WHAT THE TASK ASKS:
Note each line of the listing that contains the string "Rahmsauce", and copy it.

Dataset entries:
* * * * *
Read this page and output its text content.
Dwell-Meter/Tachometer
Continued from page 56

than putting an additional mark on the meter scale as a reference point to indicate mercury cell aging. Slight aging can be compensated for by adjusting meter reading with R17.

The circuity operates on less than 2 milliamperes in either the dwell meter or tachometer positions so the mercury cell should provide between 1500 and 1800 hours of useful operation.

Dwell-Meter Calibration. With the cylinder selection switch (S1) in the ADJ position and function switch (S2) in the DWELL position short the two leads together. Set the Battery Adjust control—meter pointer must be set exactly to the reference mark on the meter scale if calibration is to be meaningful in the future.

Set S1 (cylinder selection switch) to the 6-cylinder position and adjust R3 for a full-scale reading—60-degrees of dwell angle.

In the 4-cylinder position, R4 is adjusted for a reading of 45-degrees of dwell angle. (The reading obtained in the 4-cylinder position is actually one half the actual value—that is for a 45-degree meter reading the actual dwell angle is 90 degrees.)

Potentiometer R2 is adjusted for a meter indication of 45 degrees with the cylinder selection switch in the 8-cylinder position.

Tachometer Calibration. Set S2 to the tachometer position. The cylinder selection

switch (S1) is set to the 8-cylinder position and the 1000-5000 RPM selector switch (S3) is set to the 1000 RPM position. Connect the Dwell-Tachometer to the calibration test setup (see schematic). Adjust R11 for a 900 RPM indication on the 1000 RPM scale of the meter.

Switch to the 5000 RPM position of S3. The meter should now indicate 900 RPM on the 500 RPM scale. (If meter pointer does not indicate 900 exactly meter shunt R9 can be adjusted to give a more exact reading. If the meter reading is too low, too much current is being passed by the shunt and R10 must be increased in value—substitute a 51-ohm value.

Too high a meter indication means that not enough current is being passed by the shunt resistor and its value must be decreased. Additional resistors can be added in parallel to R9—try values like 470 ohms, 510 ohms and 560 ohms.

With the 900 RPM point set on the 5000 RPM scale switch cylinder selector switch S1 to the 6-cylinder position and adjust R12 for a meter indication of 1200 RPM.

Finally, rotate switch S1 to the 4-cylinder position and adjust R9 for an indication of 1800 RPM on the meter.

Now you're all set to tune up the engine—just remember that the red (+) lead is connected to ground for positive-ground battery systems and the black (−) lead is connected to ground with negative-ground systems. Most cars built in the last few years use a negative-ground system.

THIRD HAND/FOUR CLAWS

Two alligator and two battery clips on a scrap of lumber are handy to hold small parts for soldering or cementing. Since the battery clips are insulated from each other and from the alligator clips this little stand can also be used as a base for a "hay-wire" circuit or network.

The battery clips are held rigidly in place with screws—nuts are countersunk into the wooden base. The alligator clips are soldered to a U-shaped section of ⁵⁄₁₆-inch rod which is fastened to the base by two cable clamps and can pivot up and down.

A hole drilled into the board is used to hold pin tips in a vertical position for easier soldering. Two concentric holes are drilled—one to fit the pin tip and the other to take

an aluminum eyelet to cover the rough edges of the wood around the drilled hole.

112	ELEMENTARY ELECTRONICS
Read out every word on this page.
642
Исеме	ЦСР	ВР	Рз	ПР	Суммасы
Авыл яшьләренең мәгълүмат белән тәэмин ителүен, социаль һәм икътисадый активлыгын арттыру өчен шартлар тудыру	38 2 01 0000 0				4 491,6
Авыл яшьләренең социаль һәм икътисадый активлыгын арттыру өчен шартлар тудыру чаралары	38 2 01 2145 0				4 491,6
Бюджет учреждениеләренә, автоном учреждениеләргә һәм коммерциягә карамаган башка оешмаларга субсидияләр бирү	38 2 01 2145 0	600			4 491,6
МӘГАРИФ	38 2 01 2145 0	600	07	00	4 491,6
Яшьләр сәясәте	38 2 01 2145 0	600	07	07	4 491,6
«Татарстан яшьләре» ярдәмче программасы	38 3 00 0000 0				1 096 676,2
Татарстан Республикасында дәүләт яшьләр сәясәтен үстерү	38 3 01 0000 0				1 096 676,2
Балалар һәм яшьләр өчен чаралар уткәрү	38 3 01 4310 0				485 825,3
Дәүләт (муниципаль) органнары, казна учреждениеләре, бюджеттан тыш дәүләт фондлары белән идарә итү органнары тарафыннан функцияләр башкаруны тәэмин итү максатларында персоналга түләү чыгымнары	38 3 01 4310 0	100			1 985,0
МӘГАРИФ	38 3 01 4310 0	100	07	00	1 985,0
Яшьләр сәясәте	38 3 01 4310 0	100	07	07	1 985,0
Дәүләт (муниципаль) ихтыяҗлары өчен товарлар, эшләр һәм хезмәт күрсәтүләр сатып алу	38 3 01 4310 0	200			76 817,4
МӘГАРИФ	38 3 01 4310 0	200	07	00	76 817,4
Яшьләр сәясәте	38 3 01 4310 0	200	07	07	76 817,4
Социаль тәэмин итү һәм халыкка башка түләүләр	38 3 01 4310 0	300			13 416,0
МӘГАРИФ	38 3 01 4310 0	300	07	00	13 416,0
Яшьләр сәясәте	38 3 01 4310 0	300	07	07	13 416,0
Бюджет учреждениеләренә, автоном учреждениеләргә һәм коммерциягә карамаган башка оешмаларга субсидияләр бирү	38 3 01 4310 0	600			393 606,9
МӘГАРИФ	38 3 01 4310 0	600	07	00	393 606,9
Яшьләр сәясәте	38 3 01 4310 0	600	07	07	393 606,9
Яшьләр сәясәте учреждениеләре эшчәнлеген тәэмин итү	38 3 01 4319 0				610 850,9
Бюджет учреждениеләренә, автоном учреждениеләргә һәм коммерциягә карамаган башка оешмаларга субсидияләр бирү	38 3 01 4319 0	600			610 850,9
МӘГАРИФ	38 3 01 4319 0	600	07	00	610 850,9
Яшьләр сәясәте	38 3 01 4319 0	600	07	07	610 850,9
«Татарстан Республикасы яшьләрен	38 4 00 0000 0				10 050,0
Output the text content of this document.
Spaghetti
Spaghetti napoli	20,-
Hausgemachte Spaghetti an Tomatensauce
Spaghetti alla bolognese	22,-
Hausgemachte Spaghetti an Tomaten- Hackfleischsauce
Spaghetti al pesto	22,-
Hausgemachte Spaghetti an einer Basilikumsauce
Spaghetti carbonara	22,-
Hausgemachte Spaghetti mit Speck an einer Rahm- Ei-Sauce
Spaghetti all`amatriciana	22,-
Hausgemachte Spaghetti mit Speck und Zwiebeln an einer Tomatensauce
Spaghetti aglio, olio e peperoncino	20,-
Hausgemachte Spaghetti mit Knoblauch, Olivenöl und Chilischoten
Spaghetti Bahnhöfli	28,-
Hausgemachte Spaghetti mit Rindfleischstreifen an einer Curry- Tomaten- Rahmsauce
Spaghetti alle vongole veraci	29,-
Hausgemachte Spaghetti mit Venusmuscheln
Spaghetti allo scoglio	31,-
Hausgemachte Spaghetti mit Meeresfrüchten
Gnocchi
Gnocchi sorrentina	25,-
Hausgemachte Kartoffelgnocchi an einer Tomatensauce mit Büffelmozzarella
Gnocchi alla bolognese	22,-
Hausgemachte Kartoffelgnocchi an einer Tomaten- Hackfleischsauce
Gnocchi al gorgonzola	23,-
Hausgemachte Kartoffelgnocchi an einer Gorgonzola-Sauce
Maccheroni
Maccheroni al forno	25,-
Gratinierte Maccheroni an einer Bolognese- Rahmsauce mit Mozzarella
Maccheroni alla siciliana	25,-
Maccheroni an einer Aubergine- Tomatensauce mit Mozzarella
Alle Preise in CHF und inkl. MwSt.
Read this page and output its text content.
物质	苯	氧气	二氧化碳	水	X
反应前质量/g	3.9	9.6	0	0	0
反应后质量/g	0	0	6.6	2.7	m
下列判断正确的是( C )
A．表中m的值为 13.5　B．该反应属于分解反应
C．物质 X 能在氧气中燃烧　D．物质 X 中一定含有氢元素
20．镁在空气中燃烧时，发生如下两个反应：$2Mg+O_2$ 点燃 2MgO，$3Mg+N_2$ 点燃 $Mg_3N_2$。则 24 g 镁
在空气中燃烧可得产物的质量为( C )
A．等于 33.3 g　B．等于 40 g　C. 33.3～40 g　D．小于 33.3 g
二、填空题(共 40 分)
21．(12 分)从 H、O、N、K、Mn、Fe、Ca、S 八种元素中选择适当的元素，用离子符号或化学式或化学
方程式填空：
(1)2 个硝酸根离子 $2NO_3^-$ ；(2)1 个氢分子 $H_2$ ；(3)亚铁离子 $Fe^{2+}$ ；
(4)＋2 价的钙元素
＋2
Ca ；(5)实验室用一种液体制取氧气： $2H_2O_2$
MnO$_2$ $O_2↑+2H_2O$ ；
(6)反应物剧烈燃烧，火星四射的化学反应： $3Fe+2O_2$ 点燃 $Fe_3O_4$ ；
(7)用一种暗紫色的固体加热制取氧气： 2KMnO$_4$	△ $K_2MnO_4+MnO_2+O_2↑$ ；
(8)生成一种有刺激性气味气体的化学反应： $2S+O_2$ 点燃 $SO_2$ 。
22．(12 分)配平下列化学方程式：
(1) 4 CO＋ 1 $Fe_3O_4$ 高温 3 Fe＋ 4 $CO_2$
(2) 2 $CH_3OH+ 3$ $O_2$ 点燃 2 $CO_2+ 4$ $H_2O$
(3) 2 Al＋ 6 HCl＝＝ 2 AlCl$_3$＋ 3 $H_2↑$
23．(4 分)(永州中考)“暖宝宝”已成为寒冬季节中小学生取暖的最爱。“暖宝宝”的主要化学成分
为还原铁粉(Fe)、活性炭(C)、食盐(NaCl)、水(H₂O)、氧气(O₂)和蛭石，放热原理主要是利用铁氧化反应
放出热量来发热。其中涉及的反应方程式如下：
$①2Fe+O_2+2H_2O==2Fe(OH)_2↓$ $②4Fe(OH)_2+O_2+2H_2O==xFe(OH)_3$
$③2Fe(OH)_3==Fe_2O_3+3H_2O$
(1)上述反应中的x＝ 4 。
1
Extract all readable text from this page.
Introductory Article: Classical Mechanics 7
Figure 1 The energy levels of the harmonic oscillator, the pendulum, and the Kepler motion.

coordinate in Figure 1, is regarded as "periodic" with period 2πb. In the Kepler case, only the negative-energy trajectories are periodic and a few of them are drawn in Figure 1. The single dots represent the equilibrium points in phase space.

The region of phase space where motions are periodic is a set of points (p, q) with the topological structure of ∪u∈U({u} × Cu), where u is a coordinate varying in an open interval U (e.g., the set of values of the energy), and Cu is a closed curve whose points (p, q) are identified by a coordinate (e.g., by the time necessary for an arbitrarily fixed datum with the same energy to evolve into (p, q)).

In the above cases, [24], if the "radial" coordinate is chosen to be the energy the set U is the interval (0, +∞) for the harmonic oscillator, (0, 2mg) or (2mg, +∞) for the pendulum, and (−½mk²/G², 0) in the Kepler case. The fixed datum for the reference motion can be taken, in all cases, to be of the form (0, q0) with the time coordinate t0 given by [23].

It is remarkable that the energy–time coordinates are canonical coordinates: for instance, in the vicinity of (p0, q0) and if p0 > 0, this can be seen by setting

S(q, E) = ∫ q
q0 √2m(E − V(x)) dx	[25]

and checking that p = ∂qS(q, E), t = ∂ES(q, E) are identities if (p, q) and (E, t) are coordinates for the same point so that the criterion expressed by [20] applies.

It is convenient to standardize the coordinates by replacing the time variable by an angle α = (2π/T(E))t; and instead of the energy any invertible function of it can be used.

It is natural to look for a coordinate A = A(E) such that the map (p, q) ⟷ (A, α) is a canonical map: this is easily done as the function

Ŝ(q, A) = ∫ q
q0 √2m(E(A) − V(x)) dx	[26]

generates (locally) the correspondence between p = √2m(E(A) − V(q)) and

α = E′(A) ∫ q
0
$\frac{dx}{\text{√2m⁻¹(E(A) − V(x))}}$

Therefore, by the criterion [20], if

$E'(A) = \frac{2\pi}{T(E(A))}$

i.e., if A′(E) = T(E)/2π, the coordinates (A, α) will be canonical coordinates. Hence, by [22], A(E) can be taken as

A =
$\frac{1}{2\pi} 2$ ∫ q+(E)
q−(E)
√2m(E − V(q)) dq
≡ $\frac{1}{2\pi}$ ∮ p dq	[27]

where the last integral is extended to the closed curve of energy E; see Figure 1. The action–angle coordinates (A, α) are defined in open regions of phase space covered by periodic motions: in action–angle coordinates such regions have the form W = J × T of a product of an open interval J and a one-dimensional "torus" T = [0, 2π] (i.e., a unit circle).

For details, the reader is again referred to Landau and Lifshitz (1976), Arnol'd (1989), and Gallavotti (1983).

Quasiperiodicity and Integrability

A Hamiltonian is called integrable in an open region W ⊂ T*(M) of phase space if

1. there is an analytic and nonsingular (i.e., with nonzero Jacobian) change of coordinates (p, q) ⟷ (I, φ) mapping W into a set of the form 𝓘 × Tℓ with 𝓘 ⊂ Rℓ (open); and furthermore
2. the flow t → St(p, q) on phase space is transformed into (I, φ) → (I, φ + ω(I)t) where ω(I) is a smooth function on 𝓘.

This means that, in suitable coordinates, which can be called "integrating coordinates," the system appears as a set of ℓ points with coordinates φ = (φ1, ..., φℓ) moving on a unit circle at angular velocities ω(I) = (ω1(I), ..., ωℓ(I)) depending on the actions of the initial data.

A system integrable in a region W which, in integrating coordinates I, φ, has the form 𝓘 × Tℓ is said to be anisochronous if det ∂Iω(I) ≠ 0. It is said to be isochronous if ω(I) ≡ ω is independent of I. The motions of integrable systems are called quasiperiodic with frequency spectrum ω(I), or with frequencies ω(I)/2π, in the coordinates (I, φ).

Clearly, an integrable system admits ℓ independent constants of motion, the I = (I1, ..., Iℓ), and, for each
* * * * *
RESULT OF THE EXERCISE:
Hausgemachte Spaghetti mit Rindfleischstreifen an einer Curry- Tomaten- Rahmsauce
Gratinierte Maccheroni an einer Bolognese- Rahmsauce mit Mozzarella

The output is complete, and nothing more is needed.